Given task -
From the entries below, extract every line that includes the word "DPDK".

── Record set

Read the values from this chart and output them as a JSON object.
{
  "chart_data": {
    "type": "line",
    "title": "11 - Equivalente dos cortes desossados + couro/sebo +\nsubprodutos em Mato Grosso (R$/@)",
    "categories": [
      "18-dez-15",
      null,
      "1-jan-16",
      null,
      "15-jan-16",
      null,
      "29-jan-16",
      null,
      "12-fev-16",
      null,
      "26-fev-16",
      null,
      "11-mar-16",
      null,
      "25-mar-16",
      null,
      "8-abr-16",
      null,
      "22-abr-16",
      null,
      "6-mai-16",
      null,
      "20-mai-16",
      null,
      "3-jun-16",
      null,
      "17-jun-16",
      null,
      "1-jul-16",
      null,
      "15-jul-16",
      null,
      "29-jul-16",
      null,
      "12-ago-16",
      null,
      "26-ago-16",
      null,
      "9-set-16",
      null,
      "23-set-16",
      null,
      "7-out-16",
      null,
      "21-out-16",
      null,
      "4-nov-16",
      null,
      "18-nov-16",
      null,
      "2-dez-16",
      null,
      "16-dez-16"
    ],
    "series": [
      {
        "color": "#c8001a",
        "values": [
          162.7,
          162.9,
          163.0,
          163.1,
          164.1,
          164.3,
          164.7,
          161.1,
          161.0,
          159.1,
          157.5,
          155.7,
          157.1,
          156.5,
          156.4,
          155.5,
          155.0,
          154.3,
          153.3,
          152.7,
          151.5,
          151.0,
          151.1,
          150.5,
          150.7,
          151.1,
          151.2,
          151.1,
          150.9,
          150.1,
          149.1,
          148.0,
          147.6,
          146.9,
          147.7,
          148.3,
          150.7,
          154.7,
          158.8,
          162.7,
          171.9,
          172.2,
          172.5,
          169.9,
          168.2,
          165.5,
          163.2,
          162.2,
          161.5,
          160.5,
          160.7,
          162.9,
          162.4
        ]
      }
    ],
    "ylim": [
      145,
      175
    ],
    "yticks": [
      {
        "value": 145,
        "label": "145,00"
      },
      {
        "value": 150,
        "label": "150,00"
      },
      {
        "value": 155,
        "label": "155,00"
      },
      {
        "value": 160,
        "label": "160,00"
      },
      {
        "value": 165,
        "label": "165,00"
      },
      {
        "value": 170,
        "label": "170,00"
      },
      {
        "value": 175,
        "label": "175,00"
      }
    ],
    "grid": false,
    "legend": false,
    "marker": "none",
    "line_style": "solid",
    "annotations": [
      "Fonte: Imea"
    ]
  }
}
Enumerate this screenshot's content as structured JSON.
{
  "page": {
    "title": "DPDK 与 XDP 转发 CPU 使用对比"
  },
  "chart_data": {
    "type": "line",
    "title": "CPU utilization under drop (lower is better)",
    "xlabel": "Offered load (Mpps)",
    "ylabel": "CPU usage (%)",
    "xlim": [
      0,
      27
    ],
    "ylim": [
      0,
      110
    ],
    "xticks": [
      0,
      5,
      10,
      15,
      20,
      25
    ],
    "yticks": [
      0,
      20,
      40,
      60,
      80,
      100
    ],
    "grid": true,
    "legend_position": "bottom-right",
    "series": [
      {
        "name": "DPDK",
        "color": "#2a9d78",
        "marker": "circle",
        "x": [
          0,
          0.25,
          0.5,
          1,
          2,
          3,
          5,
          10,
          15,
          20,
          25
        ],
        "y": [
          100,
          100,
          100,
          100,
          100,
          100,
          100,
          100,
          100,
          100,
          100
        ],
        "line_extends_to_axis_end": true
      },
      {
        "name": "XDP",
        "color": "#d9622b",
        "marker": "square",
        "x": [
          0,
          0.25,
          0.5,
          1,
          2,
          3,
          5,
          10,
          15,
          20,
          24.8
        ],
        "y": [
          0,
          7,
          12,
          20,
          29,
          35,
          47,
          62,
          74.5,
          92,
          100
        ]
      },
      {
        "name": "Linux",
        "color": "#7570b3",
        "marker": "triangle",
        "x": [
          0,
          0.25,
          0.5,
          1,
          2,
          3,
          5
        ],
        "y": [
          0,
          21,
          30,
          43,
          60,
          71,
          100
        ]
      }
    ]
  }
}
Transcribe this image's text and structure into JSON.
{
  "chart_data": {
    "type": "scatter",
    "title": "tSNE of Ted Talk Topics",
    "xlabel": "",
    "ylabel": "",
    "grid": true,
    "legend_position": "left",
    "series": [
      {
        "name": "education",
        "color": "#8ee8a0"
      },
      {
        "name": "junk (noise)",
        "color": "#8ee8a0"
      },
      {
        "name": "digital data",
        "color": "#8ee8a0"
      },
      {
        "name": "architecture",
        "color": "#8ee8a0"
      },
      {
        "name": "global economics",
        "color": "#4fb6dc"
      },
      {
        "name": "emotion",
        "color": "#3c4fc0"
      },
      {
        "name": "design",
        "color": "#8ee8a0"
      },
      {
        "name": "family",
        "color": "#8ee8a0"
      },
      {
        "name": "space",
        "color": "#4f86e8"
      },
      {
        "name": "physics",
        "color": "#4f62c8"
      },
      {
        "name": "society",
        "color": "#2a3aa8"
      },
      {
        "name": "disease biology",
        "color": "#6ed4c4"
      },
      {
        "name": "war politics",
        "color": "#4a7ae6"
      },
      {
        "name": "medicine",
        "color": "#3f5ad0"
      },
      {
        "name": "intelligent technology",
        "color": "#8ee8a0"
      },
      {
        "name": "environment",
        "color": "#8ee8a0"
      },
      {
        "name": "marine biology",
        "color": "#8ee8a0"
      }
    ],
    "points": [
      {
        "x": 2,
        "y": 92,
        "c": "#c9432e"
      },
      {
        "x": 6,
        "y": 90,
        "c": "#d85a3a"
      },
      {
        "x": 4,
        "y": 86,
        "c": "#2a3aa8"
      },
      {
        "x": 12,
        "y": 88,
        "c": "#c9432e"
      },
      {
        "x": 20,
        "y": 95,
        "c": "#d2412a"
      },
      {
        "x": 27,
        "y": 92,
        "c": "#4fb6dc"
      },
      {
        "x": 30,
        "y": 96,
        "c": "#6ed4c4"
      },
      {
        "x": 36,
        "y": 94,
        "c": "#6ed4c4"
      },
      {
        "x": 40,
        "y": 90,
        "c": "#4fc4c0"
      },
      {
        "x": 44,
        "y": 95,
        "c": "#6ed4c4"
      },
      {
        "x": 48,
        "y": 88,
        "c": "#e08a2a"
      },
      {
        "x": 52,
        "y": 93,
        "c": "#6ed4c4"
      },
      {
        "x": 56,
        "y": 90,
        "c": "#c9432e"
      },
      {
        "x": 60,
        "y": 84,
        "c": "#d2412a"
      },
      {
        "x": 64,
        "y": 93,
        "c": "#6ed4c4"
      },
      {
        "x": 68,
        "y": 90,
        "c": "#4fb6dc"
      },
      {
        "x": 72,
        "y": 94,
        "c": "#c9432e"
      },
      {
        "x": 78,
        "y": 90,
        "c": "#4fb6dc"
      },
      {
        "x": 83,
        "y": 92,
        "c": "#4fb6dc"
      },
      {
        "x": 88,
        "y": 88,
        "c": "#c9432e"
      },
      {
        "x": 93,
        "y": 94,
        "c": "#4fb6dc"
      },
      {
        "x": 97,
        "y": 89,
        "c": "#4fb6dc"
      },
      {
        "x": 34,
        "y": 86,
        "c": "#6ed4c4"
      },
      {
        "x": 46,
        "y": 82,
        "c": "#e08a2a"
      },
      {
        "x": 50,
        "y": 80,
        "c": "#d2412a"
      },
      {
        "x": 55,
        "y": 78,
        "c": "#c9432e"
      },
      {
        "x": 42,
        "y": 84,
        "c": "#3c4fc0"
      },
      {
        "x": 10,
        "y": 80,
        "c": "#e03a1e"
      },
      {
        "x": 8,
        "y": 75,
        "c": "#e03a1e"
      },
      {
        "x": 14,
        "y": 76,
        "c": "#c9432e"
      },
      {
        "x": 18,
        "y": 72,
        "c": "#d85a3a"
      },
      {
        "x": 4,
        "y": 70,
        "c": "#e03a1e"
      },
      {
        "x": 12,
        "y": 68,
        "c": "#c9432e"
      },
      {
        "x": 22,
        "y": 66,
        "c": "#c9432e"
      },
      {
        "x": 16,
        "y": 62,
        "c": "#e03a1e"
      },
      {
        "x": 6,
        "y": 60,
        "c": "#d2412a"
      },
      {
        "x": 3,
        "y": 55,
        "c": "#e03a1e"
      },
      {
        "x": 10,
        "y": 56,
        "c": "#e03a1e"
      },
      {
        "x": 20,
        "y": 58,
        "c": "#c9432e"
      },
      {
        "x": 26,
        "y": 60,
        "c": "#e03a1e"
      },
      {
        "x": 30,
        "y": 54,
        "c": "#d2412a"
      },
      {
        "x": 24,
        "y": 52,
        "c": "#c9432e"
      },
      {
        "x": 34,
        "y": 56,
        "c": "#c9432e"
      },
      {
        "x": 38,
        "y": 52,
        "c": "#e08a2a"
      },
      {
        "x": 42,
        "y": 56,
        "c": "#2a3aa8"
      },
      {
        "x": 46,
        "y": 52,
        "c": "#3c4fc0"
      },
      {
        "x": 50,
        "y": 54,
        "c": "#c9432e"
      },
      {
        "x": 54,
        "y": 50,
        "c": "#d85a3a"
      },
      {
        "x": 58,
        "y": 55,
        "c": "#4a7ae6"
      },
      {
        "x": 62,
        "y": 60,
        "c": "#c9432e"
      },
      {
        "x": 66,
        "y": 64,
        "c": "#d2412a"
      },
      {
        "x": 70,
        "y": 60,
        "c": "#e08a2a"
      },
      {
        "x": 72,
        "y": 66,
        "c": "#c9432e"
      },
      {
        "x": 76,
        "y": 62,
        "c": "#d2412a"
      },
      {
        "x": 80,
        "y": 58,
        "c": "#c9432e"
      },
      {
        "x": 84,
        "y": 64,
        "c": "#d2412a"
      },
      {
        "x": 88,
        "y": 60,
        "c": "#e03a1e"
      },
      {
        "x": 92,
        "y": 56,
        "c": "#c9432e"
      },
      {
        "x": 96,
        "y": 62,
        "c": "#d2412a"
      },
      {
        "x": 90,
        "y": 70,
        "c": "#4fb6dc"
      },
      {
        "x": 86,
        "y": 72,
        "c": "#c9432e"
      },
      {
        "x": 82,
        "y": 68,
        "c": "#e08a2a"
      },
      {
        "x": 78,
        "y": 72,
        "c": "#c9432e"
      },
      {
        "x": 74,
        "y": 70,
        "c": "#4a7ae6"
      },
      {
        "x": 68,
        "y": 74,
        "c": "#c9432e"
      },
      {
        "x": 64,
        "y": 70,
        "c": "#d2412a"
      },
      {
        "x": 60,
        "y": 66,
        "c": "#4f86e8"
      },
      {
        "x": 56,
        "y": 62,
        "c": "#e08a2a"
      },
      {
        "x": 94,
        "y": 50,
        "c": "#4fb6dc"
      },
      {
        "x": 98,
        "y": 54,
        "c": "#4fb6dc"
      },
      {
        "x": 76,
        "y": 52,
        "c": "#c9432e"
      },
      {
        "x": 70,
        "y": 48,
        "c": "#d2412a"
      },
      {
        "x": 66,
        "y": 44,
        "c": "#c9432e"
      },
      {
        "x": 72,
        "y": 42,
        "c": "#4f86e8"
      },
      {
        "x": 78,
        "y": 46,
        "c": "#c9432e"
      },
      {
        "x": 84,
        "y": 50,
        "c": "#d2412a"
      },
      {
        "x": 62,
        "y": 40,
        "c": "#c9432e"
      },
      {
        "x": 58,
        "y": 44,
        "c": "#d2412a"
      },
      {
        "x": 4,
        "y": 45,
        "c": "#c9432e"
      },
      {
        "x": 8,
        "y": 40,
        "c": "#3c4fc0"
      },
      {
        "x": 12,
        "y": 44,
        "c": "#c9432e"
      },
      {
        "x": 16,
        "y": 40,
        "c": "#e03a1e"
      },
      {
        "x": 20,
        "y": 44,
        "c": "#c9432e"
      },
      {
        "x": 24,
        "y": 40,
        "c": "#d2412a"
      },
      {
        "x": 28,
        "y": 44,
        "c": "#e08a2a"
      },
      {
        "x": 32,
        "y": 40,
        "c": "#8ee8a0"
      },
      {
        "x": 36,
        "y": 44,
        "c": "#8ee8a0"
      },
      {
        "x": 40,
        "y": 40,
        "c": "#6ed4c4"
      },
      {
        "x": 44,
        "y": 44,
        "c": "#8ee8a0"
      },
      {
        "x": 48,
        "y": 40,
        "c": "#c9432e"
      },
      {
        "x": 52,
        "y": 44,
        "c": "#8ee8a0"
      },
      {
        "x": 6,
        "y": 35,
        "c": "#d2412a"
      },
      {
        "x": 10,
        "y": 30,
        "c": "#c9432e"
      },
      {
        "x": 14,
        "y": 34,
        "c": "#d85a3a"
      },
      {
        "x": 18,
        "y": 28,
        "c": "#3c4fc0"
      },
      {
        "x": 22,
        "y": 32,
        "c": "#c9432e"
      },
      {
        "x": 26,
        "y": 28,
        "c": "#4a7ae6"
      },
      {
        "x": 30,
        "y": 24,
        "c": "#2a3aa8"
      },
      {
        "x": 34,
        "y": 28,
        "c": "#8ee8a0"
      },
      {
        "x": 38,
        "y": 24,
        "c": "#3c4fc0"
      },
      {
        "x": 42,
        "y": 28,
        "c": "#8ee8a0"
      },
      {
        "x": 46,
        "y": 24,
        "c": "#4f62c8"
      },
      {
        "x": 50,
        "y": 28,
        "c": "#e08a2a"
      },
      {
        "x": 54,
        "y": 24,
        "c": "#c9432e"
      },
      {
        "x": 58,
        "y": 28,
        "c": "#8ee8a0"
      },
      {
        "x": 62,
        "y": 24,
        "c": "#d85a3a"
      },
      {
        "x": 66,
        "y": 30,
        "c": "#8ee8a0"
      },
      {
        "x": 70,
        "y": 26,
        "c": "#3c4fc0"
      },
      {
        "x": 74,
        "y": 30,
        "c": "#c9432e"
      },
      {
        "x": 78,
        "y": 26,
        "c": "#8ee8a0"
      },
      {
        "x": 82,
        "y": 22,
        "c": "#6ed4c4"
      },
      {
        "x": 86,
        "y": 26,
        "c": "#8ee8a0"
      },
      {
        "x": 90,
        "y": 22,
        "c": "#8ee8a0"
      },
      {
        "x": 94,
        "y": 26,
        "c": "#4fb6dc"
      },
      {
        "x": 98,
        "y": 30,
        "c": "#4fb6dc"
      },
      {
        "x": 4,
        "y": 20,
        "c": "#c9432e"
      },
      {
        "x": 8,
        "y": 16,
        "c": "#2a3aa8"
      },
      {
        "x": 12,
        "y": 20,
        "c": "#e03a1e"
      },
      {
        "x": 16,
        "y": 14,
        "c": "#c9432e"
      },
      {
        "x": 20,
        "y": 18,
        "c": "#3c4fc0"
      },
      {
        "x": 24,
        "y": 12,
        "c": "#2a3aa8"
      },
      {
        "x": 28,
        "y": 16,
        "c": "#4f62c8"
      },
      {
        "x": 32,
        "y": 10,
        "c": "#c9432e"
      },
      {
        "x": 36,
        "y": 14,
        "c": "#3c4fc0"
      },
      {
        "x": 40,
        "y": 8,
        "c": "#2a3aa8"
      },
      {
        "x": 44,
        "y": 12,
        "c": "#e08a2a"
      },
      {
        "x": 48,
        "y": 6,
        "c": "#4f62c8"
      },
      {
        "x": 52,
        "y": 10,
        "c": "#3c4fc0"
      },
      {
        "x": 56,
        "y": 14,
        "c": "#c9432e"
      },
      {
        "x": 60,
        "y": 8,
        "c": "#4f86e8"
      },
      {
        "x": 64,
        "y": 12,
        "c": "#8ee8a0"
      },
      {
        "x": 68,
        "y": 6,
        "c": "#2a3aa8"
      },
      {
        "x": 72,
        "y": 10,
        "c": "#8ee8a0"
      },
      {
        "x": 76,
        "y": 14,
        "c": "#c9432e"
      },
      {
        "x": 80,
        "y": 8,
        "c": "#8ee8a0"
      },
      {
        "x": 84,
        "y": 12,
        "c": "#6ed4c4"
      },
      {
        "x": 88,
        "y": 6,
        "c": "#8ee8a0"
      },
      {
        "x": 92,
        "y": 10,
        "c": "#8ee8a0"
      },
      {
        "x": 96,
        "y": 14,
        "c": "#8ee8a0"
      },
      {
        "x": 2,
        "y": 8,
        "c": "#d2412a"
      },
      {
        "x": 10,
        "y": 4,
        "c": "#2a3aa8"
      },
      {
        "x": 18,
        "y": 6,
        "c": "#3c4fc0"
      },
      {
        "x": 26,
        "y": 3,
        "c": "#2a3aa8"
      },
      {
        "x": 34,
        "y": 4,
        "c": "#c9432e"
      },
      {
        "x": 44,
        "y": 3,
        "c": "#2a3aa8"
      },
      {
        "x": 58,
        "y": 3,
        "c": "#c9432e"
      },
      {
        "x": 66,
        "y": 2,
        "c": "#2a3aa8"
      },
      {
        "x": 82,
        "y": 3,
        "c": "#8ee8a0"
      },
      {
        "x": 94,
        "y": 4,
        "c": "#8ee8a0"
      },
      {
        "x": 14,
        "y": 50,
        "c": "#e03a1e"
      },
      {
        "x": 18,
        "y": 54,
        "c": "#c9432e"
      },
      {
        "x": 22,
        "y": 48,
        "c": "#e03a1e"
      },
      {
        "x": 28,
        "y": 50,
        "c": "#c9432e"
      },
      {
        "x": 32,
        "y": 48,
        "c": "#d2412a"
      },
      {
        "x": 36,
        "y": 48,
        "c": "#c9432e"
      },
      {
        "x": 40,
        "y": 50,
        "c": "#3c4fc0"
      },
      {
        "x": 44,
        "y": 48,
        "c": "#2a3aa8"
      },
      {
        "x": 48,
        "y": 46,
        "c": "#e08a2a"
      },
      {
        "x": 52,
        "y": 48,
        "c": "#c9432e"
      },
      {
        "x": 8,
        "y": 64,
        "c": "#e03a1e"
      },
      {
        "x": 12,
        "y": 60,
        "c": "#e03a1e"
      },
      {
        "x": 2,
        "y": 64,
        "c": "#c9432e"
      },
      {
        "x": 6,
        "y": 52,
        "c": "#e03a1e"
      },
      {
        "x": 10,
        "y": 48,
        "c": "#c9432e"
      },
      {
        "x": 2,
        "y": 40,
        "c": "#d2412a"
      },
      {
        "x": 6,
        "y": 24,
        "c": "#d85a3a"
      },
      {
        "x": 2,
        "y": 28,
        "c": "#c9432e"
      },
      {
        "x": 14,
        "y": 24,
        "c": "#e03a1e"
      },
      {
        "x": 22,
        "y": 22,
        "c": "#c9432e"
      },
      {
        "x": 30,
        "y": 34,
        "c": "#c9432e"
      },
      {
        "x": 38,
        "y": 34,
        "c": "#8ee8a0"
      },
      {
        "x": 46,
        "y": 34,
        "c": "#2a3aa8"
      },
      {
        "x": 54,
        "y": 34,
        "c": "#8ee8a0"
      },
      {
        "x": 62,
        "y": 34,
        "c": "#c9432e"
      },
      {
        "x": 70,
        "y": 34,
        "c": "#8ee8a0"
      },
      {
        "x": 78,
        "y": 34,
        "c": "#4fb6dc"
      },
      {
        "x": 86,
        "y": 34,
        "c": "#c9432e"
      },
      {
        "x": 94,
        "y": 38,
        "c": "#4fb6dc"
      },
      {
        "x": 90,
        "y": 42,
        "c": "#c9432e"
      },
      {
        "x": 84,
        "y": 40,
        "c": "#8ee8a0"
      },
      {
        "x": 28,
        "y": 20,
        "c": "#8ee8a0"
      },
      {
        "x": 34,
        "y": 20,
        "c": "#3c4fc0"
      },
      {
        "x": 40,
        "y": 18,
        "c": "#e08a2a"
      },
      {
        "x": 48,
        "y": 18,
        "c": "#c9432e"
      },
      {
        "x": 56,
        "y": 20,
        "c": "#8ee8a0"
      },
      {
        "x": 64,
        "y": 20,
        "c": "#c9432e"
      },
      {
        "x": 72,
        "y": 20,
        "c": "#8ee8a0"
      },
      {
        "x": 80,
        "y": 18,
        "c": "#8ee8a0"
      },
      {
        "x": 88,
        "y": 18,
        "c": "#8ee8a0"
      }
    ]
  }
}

────

Solved problem -
    "title": "DPDK 与 XDP 转发 CPU 使用对比"
        "name": "DPDK",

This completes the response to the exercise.